▶ _Auszug_:
══════
Die Grammatik des Belcanto
Vesselina Kasarovas umjubelter Arienabend im Herkulessaal
Was für eine Virtuosin! Vesselina Kasarova wärmte sich bei ihrem Arienabend nicht erst mit den üblichen Belanglosigkeiten auf.
Furios stürzte sie sich auf die Bravour-Ariette aus Glucks französischem Orpheus und triumphierte mit einem Koloraturfeuerwerk. Das Schwere klingt bei der Bulgarin immer ganz leicht. Die Register ihres Mezzosoprans gehen bruchlos ineinander über. Am erstaunlichsten aber ist der Umfang ihrer Stimme, den sie in einer großen Kadenz am Ende von „Amour, viens rendre a mon âme“ mit brustiger Tiefe und unangestrengt trompetenhaften Spitzentönen entfaltete.
══════
▶ _Zu erledigen_:
1 – In welchem Saal fand Vesselina Kasarovas Arienabend laut dem Auszug statt?
2 – Prüfe anhand des Auszugs, ob jede Aussage zutrifft: (a) Die Register von Kasarovas Mezzosopran gehen bruchlos ineinander über. (b) Kasarova wärmte sich zu Beginn mit den üblichen Belanglosigkeiten auf. (c) Die große Kadenz sang sie am Anfang von „Amour, viens rendre a mon âme“.

▶ _Quelldaten_:
══════
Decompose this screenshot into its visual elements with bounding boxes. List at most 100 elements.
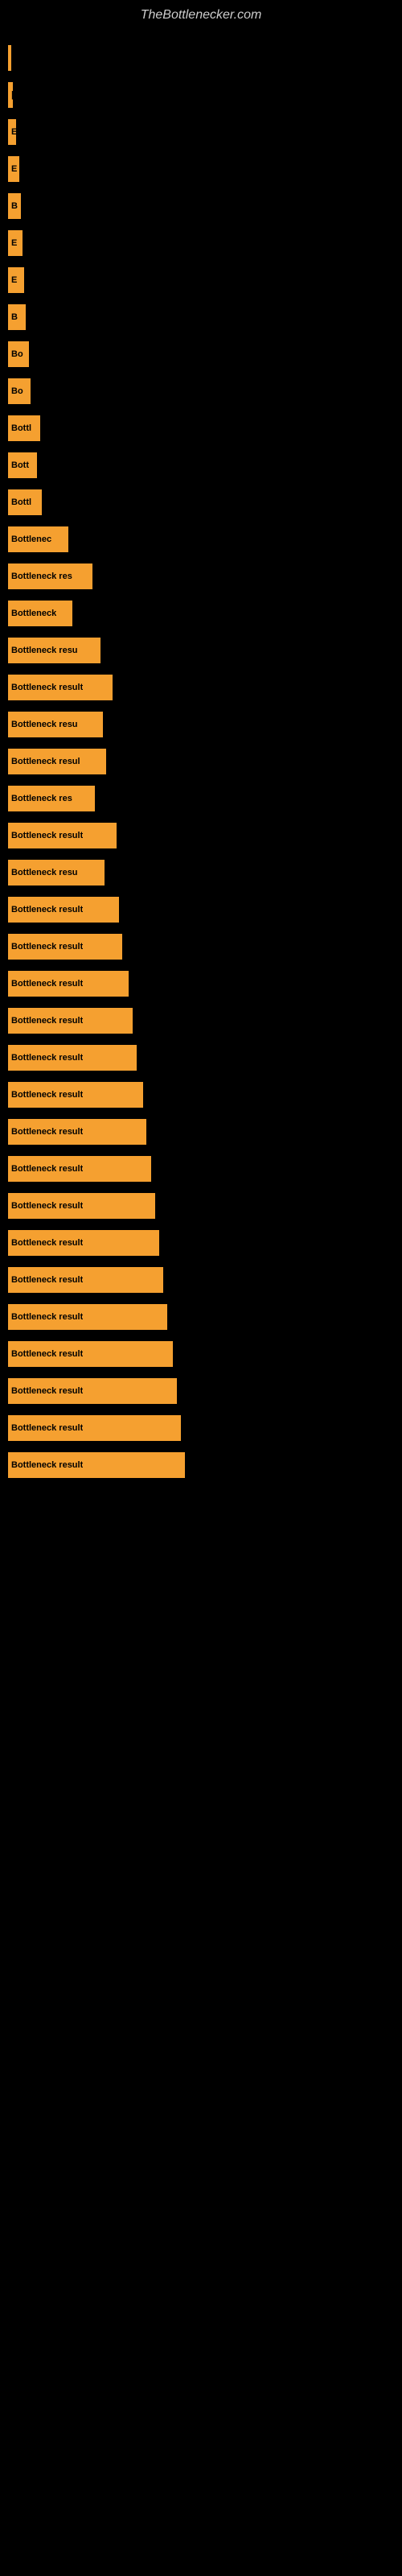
══════
▶ _Die Lösungen_:
1 – Im Herkulessaal.

2 –
(a) Ja: „Die Register ihres Mezzosoprans gehen bruchlos ineinander über.“
(b) Nein: „wärmte sich bei ihrem Arienabend nicht erst mit den üblichen Belanglosigkeiten auf“
(c) Nein: „in einer großen Kadenz am Ende von“